▶ **Task requirements**
Scan the data for "stars" and copy the lines it appears in.

▶ **Data supplied**
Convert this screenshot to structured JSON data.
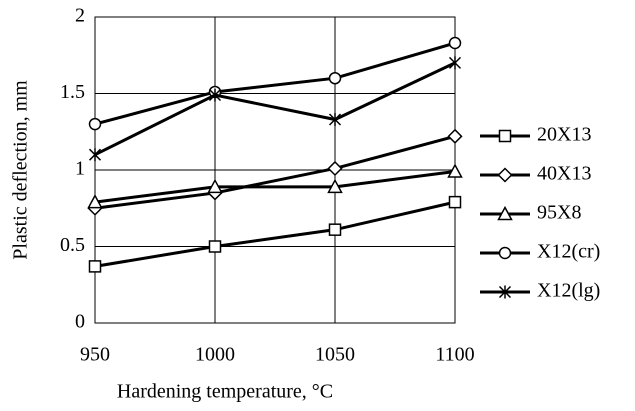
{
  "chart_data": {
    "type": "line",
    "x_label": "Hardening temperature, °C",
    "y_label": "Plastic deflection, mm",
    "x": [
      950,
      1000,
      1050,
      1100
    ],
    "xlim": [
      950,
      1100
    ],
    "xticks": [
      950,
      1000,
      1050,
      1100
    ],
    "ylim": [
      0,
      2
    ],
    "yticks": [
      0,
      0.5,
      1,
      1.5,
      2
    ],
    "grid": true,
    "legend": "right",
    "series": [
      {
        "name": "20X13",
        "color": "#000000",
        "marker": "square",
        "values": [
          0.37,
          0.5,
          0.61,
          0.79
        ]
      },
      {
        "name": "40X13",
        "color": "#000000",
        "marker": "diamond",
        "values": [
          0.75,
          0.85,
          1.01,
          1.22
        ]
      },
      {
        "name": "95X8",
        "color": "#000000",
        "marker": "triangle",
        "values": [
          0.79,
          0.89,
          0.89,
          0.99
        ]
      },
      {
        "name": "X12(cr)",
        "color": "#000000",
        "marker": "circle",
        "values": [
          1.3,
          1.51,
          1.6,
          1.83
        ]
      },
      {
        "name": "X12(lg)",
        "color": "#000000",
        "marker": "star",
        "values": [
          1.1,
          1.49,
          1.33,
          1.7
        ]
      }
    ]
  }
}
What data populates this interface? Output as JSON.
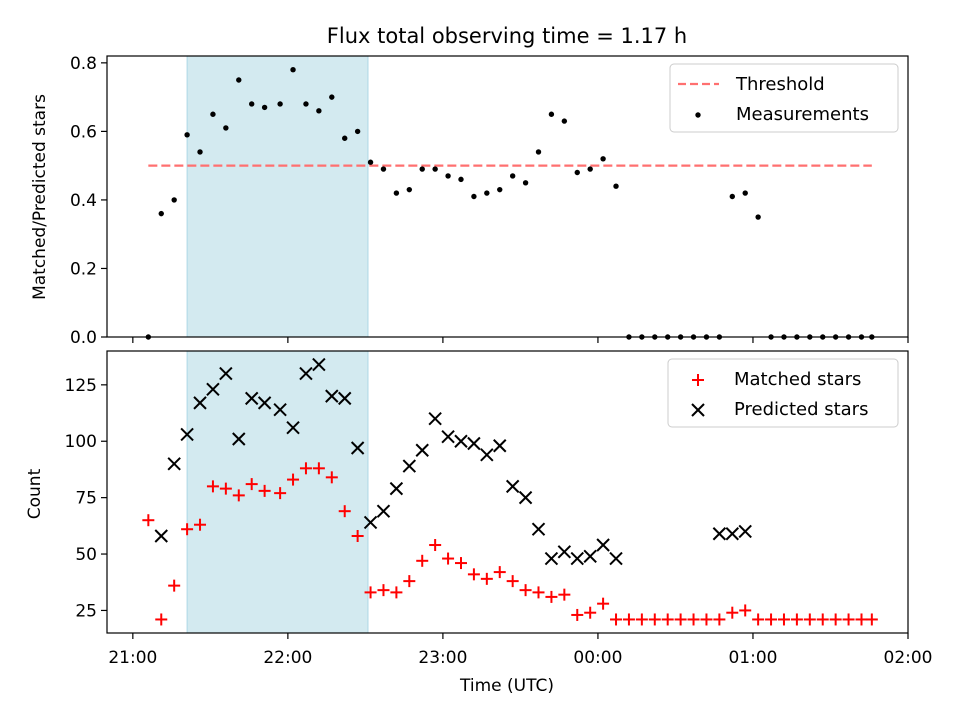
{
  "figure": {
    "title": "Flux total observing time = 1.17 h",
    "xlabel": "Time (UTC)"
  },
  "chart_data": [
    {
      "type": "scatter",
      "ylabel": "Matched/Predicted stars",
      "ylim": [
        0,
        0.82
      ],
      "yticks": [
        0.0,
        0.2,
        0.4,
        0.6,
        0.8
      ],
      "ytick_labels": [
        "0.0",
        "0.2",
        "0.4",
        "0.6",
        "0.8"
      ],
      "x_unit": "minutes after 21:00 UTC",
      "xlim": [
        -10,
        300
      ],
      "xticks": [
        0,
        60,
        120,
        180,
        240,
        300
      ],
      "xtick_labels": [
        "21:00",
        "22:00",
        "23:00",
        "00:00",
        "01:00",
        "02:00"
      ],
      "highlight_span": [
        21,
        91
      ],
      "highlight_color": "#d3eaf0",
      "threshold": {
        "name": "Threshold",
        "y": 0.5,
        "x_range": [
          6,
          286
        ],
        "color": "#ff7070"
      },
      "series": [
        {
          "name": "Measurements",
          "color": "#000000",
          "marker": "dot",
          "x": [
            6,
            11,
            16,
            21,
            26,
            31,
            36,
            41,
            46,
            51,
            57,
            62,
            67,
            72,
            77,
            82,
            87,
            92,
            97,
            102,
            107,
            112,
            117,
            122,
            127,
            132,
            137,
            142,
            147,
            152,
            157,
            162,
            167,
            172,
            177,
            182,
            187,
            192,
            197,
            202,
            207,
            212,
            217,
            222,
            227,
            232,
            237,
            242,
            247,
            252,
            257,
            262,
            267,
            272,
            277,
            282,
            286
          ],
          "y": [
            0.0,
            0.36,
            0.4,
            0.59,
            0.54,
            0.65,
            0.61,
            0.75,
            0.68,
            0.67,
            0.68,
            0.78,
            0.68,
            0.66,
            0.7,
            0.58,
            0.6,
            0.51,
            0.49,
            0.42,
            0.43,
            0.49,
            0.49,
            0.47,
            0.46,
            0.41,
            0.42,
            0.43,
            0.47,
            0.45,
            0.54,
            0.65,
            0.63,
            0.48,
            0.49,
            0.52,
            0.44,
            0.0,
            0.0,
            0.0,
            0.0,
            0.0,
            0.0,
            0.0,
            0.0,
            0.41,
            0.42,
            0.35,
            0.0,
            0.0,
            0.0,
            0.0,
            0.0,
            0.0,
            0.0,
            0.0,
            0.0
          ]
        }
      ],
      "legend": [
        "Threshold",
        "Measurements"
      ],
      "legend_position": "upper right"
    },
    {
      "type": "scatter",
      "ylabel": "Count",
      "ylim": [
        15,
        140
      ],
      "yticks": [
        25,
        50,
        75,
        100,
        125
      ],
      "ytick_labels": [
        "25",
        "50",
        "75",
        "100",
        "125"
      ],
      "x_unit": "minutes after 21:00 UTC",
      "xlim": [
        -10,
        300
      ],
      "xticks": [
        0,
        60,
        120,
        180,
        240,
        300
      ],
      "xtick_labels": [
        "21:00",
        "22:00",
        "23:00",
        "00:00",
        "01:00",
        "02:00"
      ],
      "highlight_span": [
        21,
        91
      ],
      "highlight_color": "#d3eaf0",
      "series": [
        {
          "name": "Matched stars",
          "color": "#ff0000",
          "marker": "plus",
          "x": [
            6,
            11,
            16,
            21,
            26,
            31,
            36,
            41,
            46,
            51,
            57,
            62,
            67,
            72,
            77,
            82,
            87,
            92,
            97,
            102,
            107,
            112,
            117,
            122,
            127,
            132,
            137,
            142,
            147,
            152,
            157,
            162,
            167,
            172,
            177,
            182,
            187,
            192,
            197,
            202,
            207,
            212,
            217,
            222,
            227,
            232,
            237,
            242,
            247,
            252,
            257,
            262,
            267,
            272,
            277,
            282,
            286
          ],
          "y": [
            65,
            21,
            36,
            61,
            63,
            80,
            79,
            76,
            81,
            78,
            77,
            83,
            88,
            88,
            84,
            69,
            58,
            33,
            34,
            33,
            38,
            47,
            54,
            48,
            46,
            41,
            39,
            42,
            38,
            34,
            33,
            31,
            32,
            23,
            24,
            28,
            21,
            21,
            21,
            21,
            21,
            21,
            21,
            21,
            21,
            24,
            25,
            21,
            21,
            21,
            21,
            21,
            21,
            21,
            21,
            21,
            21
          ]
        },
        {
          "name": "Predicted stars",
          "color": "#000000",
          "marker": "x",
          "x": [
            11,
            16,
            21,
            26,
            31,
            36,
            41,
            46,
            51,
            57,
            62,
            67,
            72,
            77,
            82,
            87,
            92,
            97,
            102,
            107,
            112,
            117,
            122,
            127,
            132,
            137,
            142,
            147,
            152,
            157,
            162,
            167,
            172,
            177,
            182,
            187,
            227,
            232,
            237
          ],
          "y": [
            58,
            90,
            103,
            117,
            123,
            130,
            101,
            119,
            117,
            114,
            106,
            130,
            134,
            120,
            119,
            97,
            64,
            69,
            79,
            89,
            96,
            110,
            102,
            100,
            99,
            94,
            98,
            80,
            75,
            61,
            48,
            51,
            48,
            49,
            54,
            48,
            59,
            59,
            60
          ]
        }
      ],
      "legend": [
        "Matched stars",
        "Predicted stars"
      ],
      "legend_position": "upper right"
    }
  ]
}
--
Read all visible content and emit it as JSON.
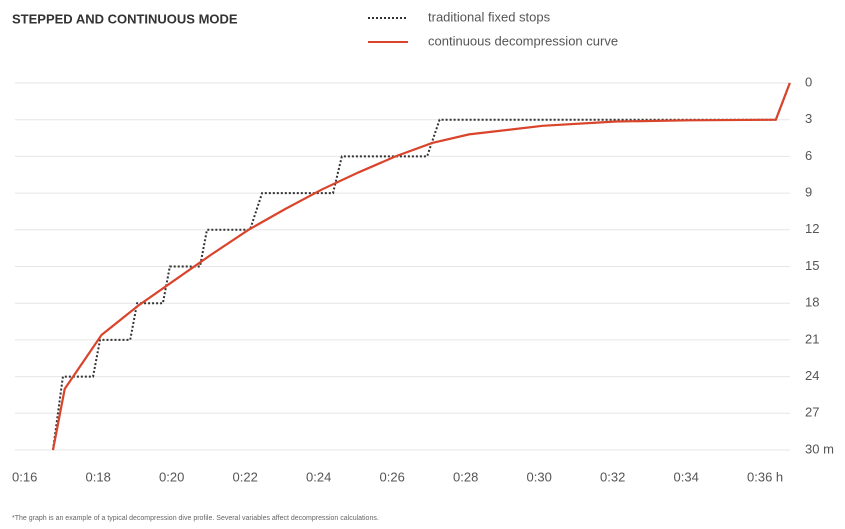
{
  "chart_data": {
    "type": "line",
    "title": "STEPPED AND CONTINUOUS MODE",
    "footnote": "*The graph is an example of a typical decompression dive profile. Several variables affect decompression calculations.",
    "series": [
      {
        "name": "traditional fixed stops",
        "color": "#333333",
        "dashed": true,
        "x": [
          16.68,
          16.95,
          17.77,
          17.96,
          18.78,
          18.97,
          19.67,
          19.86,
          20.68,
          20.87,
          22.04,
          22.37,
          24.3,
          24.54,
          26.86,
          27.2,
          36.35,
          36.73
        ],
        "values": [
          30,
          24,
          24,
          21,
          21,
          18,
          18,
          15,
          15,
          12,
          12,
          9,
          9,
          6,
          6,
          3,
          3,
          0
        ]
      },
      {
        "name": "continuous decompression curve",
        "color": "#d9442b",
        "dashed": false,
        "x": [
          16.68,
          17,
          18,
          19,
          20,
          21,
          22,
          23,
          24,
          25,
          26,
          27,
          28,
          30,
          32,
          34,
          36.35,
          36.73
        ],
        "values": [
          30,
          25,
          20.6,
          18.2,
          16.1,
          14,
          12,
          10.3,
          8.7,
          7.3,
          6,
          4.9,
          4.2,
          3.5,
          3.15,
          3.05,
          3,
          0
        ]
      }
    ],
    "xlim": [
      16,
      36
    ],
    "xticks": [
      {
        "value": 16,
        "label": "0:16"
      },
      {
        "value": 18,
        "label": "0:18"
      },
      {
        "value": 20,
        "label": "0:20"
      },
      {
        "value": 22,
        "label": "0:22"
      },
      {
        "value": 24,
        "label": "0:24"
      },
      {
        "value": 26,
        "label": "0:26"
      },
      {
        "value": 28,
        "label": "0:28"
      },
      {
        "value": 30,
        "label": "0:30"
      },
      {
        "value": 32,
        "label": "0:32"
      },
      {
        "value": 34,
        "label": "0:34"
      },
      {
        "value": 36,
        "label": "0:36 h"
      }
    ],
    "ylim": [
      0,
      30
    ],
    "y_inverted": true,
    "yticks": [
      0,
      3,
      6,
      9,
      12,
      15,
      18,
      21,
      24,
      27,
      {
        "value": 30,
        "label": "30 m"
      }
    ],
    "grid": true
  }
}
---
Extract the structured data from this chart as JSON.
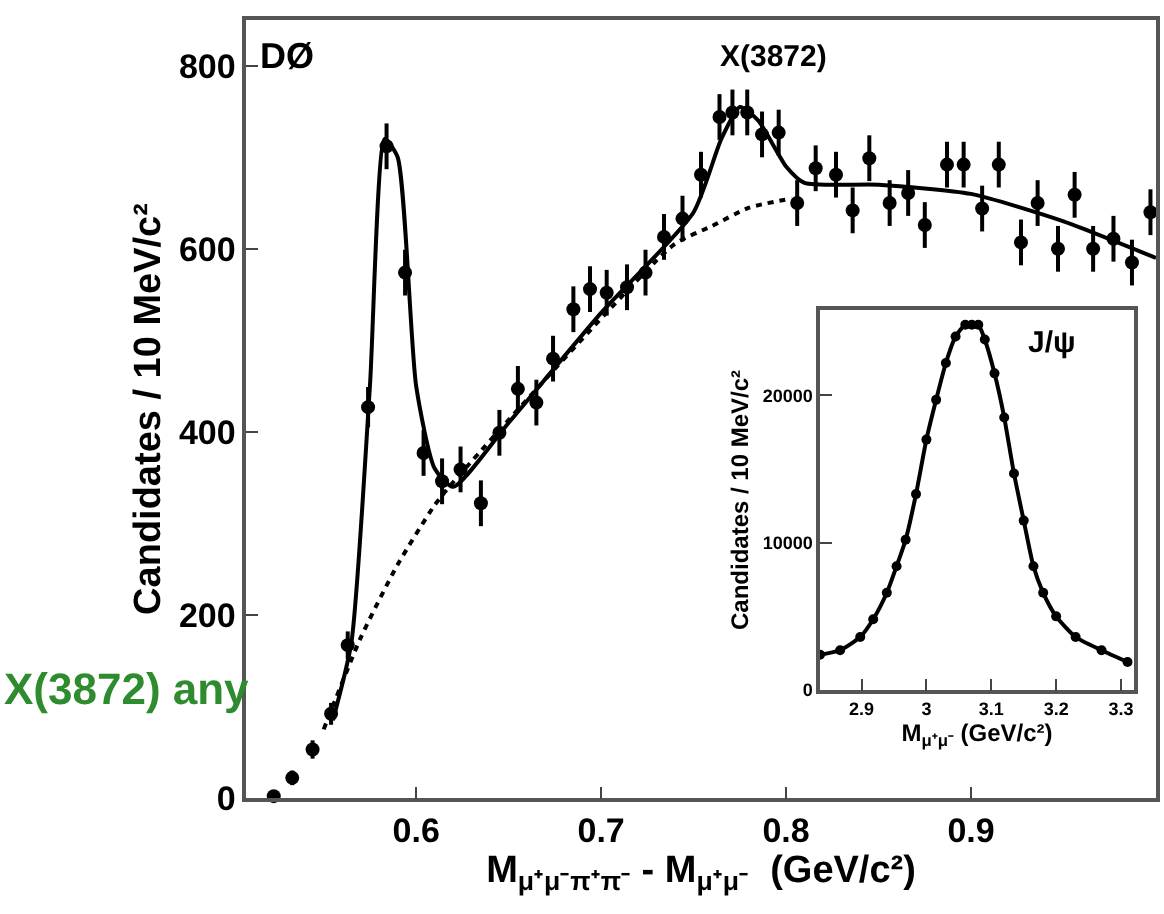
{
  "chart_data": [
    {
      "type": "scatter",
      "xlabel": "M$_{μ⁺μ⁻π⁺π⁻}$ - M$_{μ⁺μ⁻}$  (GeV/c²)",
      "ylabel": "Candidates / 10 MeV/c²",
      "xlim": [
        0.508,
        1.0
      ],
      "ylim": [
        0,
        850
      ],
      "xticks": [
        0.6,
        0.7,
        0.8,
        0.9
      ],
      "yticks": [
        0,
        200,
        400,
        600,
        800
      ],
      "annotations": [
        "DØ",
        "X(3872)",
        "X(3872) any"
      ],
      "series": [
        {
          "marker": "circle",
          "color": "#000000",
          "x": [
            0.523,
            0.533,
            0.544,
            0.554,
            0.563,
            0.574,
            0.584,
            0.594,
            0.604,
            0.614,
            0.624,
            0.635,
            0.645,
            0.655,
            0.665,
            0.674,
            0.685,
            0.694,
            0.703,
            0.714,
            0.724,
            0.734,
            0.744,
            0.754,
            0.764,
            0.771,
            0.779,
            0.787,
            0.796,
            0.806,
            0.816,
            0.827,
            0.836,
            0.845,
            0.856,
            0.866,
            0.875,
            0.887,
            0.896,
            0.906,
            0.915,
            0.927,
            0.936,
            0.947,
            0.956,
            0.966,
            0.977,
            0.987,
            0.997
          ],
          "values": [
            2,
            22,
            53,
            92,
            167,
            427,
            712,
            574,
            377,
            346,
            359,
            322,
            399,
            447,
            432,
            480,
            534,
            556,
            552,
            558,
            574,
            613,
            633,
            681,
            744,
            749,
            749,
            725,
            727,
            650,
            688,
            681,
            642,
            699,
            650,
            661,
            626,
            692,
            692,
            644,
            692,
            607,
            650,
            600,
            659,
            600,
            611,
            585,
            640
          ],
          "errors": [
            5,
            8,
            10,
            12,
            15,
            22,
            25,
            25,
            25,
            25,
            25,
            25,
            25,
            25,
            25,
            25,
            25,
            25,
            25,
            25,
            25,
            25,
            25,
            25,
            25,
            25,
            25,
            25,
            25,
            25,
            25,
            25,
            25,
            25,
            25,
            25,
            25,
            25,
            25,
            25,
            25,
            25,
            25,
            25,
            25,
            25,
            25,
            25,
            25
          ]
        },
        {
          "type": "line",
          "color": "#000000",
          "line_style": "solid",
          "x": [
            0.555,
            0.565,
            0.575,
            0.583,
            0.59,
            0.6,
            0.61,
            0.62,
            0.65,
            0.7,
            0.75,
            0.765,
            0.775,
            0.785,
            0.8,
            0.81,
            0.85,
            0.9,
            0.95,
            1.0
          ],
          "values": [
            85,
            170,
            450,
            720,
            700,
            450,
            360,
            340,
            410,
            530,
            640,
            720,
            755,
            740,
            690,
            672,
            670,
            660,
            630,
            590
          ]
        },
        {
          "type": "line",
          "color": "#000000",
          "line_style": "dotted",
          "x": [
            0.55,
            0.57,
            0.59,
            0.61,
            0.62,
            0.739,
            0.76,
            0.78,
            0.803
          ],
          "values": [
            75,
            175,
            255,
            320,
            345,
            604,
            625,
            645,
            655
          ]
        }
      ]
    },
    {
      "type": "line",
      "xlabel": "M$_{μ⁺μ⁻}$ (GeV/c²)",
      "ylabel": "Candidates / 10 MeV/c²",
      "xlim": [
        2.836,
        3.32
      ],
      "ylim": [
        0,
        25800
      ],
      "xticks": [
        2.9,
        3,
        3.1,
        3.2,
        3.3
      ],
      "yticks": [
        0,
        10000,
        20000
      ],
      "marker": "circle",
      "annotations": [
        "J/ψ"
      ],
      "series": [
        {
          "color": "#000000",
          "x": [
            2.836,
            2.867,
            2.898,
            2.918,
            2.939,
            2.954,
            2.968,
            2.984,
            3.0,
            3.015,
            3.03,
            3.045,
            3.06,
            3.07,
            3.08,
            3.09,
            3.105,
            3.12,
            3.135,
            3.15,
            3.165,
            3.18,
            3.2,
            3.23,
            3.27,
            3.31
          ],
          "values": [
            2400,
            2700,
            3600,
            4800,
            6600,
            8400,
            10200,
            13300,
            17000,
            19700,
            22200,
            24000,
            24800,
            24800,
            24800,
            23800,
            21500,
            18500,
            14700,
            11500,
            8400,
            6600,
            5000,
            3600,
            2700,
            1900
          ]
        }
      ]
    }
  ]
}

▶ **Exercise solution**
      "ylabel": "Matched/Predicted stars",
          "name": "Matched stars",
          "name": "Predicted stars",
        "Matched stars",
        "Predicted stars"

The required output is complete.